▶ GIVEN REQUEST
Copy out the data below word for word, keeping every line the same.
[BEGIN AVAILABLE RECORDS]
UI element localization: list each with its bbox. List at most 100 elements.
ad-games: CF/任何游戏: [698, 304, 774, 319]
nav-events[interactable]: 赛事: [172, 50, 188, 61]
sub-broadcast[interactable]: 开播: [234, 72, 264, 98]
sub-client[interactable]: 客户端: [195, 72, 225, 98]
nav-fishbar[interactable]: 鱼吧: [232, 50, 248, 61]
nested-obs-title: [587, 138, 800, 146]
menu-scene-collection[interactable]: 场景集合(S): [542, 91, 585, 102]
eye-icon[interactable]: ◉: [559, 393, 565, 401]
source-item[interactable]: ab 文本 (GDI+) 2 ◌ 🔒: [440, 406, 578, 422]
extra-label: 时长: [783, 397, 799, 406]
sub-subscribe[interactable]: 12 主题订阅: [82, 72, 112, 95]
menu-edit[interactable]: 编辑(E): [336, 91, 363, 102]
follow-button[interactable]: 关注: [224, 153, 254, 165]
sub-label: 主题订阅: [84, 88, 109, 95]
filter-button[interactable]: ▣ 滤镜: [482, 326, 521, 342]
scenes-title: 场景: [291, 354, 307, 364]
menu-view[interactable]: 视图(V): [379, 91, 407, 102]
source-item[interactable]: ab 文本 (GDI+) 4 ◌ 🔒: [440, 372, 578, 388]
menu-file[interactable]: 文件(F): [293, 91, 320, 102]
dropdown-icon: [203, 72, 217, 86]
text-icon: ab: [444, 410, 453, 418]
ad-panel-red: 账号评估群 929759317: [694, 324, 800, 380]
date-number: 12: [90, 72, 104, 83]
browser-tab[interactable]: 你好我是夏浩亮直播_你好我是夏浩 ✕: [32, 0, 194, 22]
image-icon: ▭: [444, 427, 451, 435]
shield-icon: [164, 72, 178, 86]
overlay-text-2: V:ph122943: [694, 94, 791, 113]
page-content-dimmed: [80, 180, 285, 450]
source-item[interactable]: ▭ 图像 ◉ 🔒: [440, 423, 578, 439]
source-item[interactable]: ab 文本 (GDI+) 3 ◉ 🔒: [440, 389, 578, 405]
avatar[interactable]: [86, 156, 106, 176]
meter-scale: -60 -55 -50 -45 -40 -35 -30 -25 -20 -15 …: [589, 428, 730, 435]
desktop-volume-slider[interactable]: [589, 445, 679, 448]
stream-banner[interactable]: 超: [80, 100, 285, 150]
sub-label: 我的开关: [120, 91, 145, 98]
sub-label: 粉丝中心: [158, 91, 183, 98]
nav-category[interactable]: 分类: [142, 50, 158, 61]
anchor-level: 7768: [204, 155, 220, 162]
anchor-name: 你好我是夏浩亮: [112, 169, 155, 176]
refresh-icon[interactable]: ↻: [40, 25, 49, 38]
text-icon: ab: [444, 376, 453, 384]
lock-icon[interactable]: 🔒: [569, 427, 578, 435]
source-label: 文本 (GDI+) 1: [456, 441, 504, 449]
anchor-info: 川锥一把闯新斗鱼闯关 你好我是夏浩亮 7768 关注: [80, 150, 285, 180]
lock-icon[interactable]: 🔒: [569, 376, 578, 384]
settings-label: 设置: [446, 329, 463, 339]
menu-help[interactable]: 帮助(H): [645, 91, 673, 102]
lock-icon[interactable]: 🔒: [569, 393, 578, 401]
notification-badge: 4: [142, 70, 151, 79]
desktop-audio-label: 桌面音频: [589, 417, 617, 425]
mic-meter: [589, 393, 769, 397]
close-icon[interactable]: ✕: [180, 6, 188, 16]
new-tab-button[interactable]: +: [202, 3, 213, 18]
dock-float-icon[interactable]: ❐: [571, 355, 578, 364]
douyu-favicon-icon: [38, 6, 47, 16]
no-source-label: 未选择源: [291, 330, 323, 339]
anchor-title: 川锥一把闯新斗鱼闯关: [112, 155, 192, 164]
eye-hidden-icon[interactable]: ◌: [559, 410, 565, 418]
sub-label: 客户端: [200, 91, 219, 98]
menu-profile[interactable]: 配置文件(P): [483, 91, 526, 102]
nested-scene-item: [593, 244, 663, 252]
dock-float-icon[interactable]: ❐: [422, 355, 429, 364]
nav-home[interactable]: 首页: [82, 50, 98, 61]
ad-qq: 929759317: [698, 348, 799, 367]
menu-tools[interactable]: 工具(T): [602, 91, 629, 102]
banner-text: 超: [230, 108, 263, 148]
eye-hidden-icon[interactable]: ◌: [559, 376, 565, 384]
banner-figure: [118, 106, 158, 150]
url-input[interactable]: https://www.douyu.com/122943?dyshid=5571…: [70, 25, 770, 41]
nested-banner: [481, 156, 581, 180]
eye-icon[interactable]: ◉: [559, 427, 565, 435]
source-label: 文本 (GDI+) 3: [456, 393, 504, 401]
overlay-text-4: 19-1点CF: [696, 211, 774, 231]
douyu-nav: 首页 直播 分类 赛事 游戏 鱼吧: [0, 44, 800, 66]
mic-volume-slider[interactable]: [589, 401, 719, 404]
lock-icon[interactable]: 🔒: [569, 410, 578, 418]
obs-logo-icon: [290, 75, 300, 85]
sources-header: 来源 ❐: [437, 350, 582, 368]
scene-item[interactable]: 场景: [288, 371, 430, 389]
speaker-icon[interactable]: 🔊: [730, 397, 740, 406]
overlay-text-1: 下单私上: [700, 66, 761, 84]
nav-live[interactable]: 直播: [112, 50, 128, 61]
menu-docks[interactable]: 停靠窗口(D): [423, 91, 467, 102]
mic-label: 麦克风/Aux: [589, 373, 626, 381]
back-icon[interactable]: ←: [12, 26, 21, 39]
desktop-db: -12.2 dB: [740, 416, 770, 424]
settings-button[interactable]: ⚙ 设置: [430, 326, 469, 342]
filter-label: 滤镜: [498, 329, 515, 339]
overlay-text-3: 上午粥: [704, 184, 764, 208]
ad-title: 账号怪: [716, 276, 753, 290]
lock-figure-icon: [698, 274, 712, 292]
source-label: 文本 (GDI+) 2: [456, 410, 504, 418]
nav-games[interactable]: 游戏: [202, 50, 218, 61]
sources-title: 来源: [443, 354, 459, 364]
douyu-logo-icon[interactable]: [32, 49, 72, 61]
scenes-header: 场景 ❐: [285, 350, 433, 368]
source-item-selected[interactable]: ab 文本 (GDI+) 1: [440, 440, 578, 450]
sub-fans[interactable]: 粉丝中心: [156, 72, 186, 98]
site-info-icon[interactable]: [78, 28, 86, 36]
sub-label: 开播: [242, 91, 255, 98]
[END AVAILABLE RECORDS]
▶ TASK ANSWER
UI element localization: list each with its bbox. List at most 100 elements.
ad-games: CF/任何游戏: [698, 304, 774, 319]
nav-events[interactable]: 赛事: [172, 50, 188, 61]
sub-broadcast[interactable]: 开播: [234, 72, 264, 98]
sub-client[interactable]: 客户端: [195, 72, 225, 98]
nav-fishbar[interactable]: 鱼吧: [232, 50, 248, 61]
nested-obs-title: [587, 138, 800, 146]
menu-scene-collection[interactable]: 场景集合(S): [542, 91, 585, 102]
eye-icon[interactable]: ◉: [559, 393, 565, 401]
source-item[interactable]: ab 文本 (GDI+) 2 ◌ 🔒: [440, 406, 578, 422]
extra-label: 时长: [783, 397, 799, 406]
sub-subscribe[interactable]: 12 主题订阅: [82, 72, 112, 95]
menu-edit[interactable]: 编辑(E): [336, 91, 363, 102]
follow-button[interactable]: 关注: [224, 153, 254, 165]
sub-label: 主题订阅: [84, 88, 109, 95]
filter-button[interactable]: ▣ 滤镜: [482, 326, 521, 342]
scenes-title: 场景: [291, 354, 307, 364]
menu-view[interactable]: 视图(V): [379, 91, 407, 102]
source-item[interactable]: ab 文本 (GDI+) 4 ◌ 🔒: [440, 372, 578, 388]
menu-file[interactable]: 文件(F): [293, 91, 320, 102]
dropdown-icon: [203, 72, 217, 86]
text-icon: ab: [444, 410, 453, 418]
ad-panel-red: 账号评估群 929759317: [694, 324, 800, 380]
date-number: 12: [90, 72, 104, 83]
browser-tab[interactable]: 你好我是夏浩亮直播_你好我是夏浩 ✕: [32, 0, 194, 22]
image-icon: ▭: [444, 427, 451, 435]
shield-icon: [164, 72, 178, 86]
overlay-text-2: V:ph122943: [694, 94, 791, 113]
page-content-dimmed: [80, 180, 285, 450]
source-item[interactable]: ▭ 图像 ◉ 🔒: [440, 423, 578, 439]
source-item[interactable]: ab 文本 (GDI+) 3 ◉ 🔒: [440, 389, 578, 405]
avatar[interactable]: [86, 156, 106, 176]
meter-scale: -60 -55 -50 -45 -40 -35 -30 -25 -20 -15 …: [589, 428, 730, 435]
desktop-volume-slider[interactable]: [589, 445, 679, 448]
stream-banner[interactable]: 超: [80, 100, 285, 150]
sub-label: 我的开关: [120, 91, 145, 98]
sub-label: 粉丝中心: [158, 91, 183, 98]
nav-category[interactable]: 分类: [142, 50, 158, 61]
anchor-level: 7768: [204, 155, 220, 162]
anchor-name: 你好我是夏浩亮: [112, 169, 155, 176]
refresh-icon[interactable]: ↻: [40, 25, 49, 38]
text-icon: ab: [444, 376, 453, 384]
lock-icon[interactable]: 🔒: [569, 427, 578, 435]
source-label: 文本 (GDI+) 1: [456, 441, 504, 449]
anchor-info: 川锥一把闯新斗鱼闯关 你好我是夏浩亮 7768 关注: [80, 150, 285, 180]
lock-icon[interactable]: 🔒: [569, 376, 578, 384]
settings-label: 设置: [446, 329, 463, 339]
menu-help[interactable]: 帮助(H): [645, 91, 673, 102]
lock-icon[interactable]: 🔒: [569, 393, 578, 401]
notification-badge: 4: [142, 70, 151, 79]
desktop-audio-label: 桌面音频: [589, 417, 617, 425]
mic-meter: [589, 393, 769, 397]
close-icon[interactable]: ✕: [180, 6, 188, 16]
new-tab-button[interactable]: +: [202, 3, 213, 18]
dock-float-icon[interactable]: ❐: [571, 355, 578, 364]
douyu-favicon-icon: [38, 6, 47, 16]
no-source-label: 未选择源: [291, 330, 323, 339]
anchor-title: 川锥一把闯新斗鱼闯关: [112, 155, 192, 164]
eye-hidden-icon[interactable]: ◌: [559, 410, 565, 418]
sub-label: 客户端: [200, 91, 219, 98]
menu-profile[interactable]: 配置文件(P): [483, 91, 526, 102]
nested-scene-item: [593, 244, 663, 252]
dock-float-icon[interactable]: ❐: [422, 355, 429, 364]
nav-home[interactable]: 首页: [82, 50, 98, 61]
ad-qq: 929759317: [698, 348, 799, 367]
menu-tools[interactable]: 工具(T): [602, 91, 629, 102]
banner-text: 超: [230, 108, 263, 148]
eye-hidden-icon[interactable]: ◌: [559, 376, 565, 384]
banner-figure: [118, 106, 158, 150]
url-input[interactable]: https://www.douyu.com/122943?dyshid=5571…: [70, 25, 770, 41]
nested-banner: [481, 156, 581, 180]
eye-icon[interactable]: ◉: [559, 427, 565, 435]
source-label: 文本 (GDI+) 3: [456, 393, 504, 401]
overlay-text-4: 19-1点CF: [696, 211, 774, 231]
douyu-nav: 首页 直播 分类 赛事 游戏 鱼吧: [0, 44, 800, 66]
mic-volume-slider[interactable]: [589, 401, 719, 404]
lock-icon[interactable]: 🔒: [569, 410, 578, 418]
obs-logo-icon: [290, 75, 300, 85]
sources-header: 来源 ❐: [437, 350, 582, 368]
scene-item[interactable]: 场景: [288, 371, 430, 389]
speaker-icon[interactable]: 🔊: [730, 397, 740, 406]
overlay-text-1: 下单私上: [700, 66, 761, 84]
nav-live[interactable]: 直播: [112, 50, 128, 61]
menu-docks[interactable]: 停靠窗口(D): [423, 91, 467, 102]
mic-label: 麦克风/Aux: [589, 373, 626, 381]
back-icon[interactable]: ←: [12, 26, 21, 39]
desktop-db: -12.2 dB: [740, 416, 770, 424]
settings-button[interactable]: ⚙ 设置: [430, 326, 469, 342]
filter-label: 滤镜: [498, 329, 515, 339]
overlay-text-3: 上午粥: [704, 184, 764, 208]
ad-title: 账号怪: [716, 276, 753, 290]
lock-figure-icon: [698, 274, 712, 292]
source-label: 文本 (GDI+) 2: [456, 410, 504, 418]
nav-games[interactable]: 游戏: [202, 50, 218, 61]
sources-title: 来源: [443, 354, 459, 364]
douyu-logo-icon[interactable]: [32, 49, 72, 61]
scenes-header: 场景 ❐: [285, 350, 433, 368]
source-item-selected[interactable]: ab 文本 (GDI+) 1: [440, 440, 578, 450]
sub-fans[interactable]: 粉丝中心: [156, 72, 186, 98]
site-info-icon[interactable]: [78, 28, 86, 36]
sub-label: 开播: [242, 91, 255, 98]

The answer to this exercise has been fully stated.